◆ **SET EXERCISE**
Copy out all the lines in the records that include the word "उपसर".

◆ **ROWS**

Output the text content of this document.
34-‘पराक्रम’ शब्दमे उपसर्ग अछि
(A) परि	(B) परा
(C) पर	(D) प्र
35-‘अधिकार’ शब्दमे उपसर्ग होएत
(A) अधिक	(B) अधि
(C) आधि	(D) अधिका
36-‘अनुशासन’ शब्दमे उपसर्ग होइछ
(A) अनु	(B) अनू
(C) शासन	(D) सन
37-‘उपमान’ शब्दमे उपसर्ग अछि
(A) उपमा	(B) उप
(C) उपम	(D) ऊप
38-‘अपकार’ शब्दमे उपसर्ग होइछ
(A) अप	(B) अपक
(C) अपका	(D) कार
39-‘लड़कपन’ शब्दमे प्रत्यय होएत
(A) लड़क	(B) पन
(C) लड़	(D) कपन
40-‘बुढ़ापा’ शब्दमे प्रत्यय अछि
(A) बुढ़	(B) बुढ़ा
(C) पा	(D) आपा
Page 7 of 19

◆ **OUTPUT BELOW**
34-‘पराक्रम’ शब्दमे उपसर्ग अछि
35-‘अधिकार’ शब्दमे उपसर्ग होएत
36-‘अनुशासन’ शब्दमे उपसर्ग होइछ
37-‘उपमान’ शब्दमे उपसर्ग अछि
38-‘अपकार’ शब्दमे उपसर्ग होइछ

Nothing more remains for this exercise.